Problem requirements: In the records below, tally every line containing "niif". Report only the total.

··· Records

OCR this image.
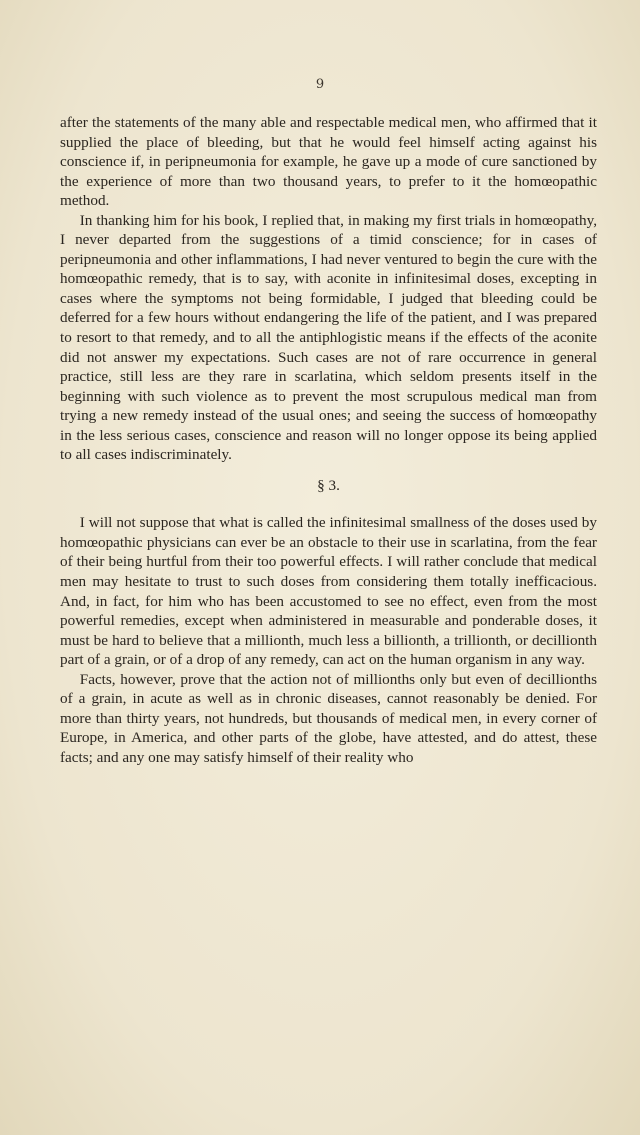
9

after the statements of the many able and respectable medical men, who affirmed that it supplied the place of bleeding, but that he would feel himself acting against his conscience if, in peripneumonia for example, he gave up a mode of cure sanctioned by the experience of more than two thousand years, to prefer to it the homœopathic method.

In thanking him for his book, I replied that, in making my first trials in homœopathy, I never departed from the suggestions of a timid conscience; for in cases of peripneumonia and other inflammations, I had never ventured to begin the cure with the homœopathic remedy, that is to say, with aconite in infinitesimal doses, excepting in cases where the symptoms not being formidable, I judged that bleeding could be deferred for a few hours without endangering the life of the patient, and I was prepared to resort to that remedy, and to all the antiphlogistic means if the effects of the aconite did not answer my expectations. Such cases are not of rare occurrence in general practice, still less are they rare in scarlatina, which seldom presents itself in the beginning with such violence as to prevent the most scrupulous medical man from trying a new remedy instead of the usual ones; and seeing the success of homœopathy in the less serious cases, conscience and reason will no longer oppose its being applied to all cases indiscriminately.

§ 3.

I will not suppose that what is called the infinitesimal smallness of the doses used by homœopathic physicians can ever be an obstacle to their use in scarlatina, from the fear of their being hurtful from their too powerful effects. I will rather conclude that medical men may hesitate to trust to such doses from considering them totally inefficacious. And, in fact, for him who has been accustomed to see no effect, even from the most powerful remedies, except when administered in measurable and ponderable doses, it must be hard to believe that a millionth, much less a billionth, a trillionth, or decillionth part of a grain, or of a drop of any remedy, can act on the human organism in any way.

Facts, however, prove that the action not of millionths only but even of decillionths of a grain, in acute as well as in chronic diseases, cannot reasonably be denied. For more than thirty years, not hundreds, but thousands of medical men, in every corner of Europe, in America, and other parts of the globe, have attested, and do attest, these facts; and any one may satisfy himself of their reality who
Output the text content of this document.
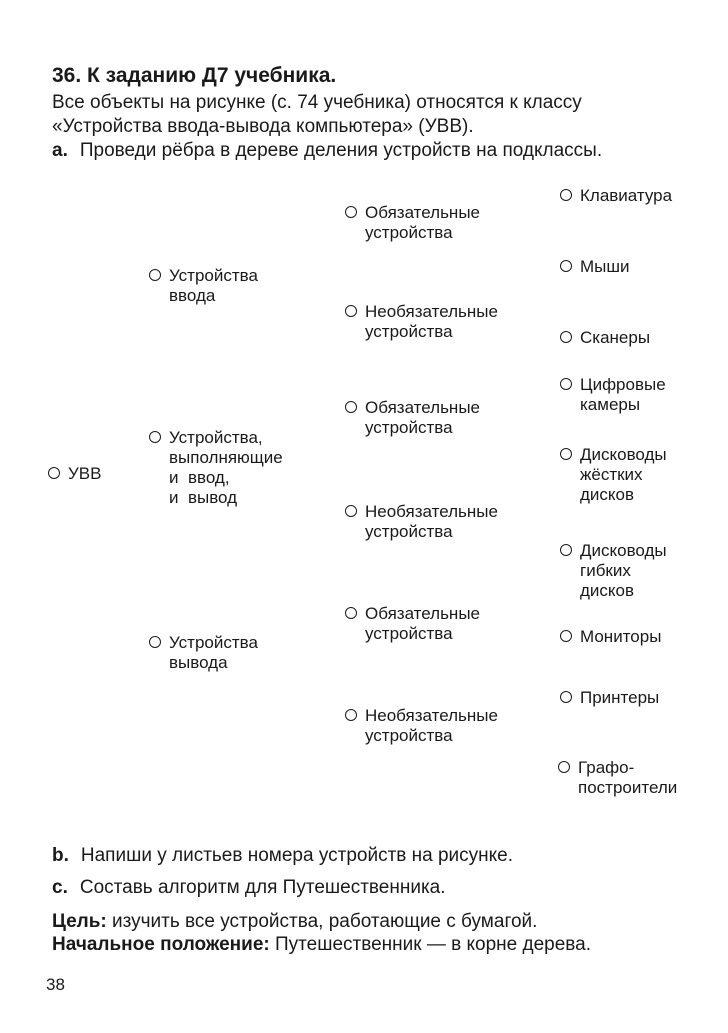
36. К заданию Д7 учебника.
Все объекты на рисунке (с. 74 учебника) относятся к классу
«Устройства ввода-вывода компьютера» (УВВ).
a. Проведи рёбра в дереве деления устройств на подклассы.
УВВ
Устройства
ввода
Устройства,
выполняющие
и  ввод,
и  вывод
Устройства
вывода
Обязательные
устройства
Необязательные
устройства
Обязательные
устройства
Необязательные
устройства
Обязательные
устройства
Необязательные
устройства
Клавиатура
Мыши
Сканеры
Цифровые
камеры
Дисководы
жёстких
дисков
Дисководы
гибких
дисков
Мониторы
Принтеры
Графо-
построители
b. Напиши у листьев номера устройств на рисунке.
c. Составь алгоритм для Путешественника.
Цель: изучить все устройства, работающие с бумагой.
Начальное положение: Путешественник — в корне дерева.
38
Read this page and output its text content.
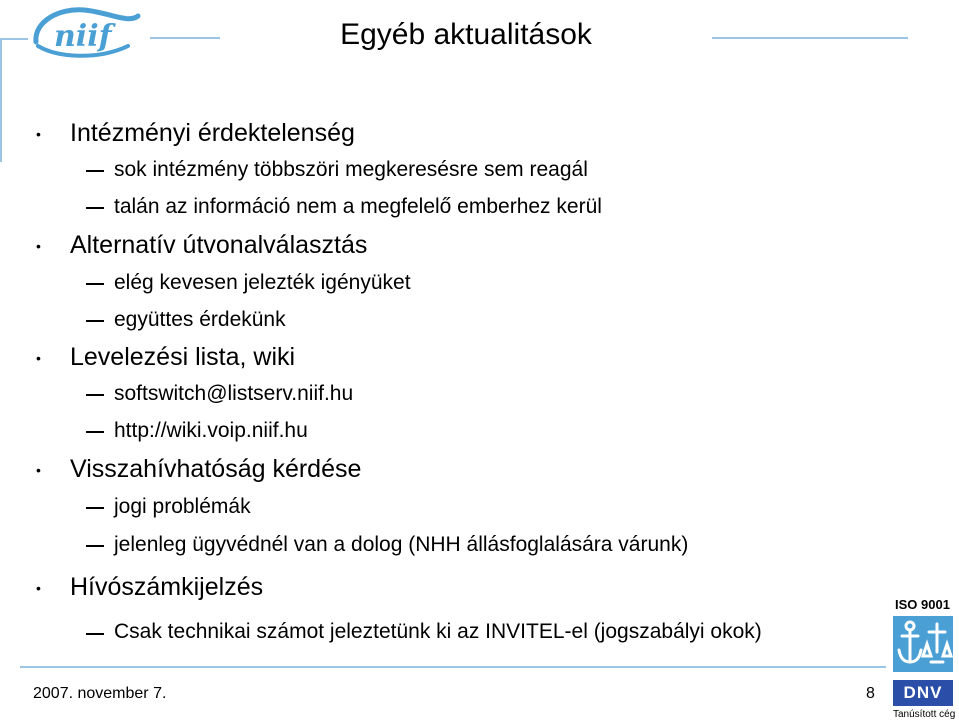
niif	Egyéb aktualitások
• Intézményi érdektelenség
sok intézmény többszöri megkeresésre sem reagál
talán az információ nem a megfelelő emberhez kerül
• Alternatív útvonalválasztás
elég kevesen jelezték igényüket
együttes érdekünk
• Levelezési lista, wiki
softswitch@listserv.niif.hu
http://wiki.voip.niif.hu
• Visszahívhatóság kérdése
jogi problémák
jelenleg ügyvédnél van a dolog (NHH állásfoglalására várunk)
• Hívószámkijelzés
Csak technikai számot jeleztetünk ki az INVITEL-el (jogszabályi okok)
2007. november 7.	8
ISO 9001
DNV
Tanúsított cég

······

In response: 3